* What you have to do
How many lines of the records hold the string "perlu"? Reply with the number alone.

# Start of Data lines

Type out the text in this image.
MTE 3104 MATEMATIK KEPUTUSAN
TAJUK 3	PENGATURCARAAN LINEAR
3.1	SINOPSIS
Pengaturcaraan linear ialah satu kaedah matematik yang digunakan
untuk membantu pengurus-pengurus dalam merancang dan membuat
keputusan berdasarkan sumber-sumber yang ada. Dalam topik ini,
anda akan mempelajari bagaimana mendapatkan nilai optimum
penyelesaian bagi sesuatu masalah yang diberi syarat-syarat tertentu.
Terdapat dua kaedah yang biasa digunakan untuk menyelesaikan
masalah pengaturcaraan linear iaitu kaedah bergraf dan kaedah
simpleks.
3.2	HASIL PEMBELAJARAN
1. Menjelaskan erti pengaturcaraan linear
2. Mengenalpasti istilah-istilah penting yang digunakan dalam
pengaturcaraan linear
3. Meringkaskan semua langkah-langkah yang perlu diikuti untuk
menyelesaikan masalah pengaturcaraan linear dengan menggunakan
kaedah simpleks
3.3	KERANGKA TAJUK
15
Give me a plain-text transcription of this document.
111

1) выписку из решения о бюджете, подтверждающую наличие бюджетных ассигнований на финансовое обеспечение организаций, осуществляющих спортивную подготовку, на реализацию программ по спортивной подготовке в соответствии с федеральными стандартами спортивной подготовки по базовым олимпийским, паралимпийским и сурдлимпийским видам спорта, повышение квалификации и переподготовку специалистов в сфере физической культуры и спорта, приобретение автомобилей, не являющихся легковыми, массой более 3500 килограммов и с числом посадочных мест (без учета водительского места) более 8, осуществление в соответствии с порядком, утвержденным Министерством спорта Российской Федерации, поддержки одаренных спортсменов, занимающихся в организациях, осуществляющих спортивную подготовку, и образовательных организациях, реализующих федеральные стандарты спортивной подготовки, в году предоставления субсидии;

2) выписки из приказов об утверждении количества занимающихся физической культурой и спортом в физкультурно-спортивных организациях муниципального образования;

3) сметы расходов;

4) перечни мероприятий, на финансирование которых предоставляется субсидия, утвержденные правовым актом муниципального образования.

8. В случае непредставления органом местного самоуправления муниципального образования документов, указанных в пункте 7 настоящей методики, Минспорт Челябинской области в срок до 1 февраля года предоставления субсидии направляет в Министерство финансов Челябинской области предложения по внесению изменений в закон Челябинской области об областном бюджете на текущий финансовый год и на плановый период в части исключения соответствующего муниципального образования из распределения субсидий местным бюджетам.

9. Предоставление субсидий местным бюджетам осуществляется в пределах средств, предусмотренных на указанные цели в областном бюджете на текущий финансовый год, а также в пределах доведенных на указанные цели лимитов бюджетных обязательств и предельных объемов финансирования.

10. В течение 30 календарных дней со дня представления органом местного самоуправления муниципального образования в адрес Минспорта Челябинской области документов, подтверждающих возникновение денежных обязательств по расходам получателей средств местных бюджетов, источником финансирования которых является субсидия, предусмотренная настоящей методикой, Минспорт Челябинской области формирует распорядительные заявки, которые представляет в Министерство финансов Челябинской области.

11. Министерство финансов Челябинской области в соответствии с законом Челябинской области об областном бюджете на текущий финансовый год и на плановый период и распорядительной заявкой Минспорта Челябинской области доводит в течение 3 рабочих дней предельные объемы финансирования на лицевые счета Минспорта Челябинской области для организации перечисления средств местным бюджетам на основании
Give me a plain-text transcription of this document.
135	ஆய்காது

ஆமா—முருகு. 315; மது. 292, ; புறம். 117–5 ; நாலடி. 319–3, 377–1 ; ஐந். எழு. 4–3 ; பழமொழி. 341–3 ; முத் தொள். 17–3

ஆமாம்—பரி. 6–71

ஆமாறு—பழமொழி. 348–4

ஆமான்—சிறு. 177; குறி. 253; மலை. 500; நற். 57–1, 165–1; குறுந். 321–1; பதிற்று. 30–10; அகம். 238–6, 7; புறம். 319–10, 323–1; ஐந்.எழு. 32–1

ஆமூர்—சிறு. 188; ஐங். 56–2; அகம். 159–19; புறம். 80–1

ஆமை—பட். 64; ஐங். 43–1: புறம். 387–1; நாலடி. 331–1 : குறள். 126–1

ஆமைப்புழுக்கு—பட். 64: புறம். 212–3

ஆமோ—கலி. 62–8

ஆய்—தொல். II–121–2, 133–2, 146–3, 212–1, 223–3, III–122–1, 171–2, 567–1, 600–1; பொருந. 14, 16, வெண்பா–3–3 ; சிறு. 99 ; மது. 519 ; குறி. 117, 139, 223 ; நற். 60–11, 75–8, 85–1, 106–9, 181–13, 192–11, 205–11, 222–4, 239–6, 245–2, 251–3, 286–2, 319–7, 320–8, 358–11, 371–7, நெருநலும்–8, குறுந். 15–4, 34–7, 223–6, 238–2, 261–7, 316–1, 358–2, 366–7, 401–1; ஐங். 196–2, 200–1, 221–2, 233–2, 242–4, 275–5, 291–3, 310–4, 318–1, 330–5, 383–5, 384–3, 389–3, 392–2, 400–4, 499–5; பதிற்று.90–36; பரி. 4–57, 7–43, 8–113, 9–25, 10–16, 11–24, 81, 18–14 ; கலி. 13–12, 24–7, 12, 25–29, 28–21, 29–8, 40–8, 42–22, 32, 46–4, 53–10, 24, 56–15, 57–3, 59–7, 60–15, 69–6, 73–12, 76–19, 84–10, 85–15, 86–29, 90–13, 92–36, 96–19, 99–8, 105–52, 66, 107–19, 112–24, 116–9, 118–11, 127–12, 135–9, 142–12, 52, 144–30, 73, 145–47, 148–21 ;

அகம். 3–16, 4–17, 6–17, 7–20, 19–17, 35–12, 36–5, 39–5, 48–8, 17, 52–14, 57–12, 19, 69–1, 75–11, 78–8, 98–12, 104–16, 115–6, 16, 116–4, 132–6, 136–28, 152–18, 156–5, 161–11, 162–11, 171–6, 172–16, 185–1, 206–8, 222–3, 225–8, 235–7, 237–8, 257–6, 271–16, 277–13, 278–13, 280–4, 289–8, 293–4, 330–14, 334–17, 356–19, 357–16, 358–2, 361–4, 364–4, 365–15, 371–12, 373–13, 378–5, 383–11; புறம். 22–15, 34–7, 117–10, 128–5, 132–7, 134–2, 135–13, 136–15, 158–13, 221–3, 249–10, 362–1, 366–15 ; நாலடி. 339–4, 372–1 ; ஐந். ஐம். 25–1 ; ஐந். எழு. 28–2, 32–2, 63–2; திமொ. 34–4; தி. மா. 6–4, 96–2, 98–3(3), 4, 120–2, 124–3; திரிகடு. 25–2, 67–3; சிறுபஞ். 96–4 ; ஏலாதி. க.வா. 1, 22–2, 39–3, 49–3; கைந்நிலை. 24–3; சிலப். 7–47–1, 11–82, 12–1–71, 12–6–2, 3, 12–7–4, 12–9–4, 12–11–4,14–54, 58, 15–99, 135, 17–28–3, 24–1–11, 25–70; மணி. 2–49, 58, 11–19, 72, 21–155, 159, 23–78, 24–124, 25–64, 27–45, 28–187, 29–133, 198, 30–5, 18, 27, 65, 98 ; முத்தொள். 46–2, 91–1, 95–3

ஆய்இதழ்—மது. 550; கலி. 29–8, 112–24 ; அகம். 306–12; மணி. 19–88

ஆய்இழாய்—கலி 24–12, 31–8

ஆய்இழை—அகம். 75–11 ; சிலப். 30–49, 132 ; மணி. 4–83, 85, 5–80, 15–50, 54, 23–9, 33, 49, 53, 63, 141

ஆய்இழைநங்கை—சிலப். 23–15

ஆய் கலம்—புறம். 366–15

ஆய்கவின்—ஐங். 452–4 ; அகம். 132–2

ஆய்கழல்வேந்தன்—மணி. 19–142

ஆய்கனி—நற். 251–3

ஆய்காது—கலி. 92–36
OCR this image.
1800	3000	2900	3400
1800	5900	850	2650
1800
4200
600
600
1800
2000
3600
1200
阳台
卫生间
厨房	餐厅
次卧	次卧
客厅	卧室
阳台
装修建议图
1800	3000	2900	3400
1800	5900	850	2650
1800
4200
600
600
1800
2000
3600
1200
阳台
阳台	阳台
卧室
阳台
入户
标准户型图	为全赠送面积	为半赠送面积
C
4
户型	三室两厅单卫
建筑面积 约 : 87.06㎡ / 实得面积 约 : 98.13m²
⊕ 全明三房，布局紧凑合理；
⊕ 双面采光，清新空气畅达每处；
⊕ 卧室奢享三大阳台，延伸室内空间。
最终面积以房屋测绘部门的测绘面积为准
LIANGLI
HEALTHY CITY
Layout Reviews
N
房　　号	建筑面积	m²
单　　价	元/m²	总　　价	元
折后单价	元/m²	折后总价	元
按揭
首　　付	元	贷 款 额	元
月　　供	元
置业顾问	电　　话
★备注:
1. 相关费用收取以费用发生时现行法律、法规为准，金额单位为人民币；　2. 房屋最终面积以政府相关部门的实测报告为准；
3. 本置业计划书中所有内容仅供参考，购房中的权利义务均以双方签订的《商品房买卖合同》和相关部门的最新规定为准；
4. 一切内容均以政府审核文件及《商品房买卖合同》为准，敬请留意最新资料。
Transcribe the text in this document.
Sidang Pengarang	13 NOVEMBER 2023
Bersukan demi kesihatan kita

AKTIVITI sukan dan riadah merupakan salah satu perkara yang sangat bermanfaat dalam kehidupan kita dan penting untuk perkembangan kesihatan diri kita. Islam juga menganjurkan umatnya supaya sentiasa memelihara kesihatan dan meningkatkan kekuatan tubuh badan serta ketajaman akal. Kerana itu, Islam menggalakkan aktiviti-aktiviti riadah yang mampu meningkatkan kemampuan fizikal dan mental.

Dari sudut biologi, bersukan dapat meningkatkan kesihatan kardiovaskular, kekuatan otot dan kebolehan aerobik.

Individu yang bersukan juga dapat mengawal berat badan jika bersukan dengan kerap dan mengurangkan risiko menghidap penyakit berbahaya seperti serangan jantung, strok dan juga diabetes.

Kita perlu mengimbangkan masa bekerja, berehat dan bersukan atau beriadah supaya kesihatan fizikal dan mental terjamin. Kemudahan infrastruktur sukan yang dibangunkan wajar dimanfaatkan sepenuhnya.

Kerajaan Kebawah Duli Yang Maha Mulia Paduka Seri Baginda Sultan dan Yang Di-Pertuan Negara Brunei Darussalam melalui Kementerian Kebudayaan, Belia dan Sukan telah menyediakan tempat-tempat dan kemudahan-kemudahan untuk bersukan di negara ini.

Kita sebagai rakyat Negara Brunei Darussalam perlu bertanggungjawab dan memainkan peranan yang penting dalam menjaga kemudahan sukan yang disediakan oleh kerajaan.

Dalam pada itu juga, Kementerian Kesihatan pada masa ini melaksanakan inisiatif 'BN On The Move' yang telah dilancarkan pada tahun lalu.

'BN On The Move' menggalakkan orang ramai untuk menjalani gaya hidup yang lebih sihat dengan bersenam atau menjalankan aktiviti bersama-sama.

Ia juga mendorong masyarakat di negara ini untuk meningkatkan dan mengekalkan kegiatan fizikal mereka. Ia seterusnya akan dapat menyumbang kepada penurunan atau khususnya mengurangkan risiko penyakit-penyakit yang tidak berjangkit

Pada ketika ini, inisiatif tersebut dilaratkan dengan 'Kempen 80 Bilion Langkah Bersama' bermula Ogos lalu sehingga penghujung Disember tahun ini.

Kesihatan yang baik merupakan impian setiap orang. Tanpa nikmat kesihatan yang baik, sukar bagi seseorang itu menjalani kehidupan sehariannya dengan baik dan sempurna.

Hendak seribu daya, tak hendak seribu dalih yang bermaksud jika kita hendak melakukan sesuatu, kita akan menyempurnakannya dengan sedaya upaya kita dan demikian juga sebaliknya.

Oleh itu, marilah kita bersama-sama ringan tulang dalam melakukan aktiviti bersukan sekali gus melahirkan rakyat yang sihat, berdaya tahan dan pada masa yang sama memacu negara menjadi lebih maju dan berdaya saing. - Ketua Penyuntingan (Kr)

# End of Data lines

* Response to this exercise
3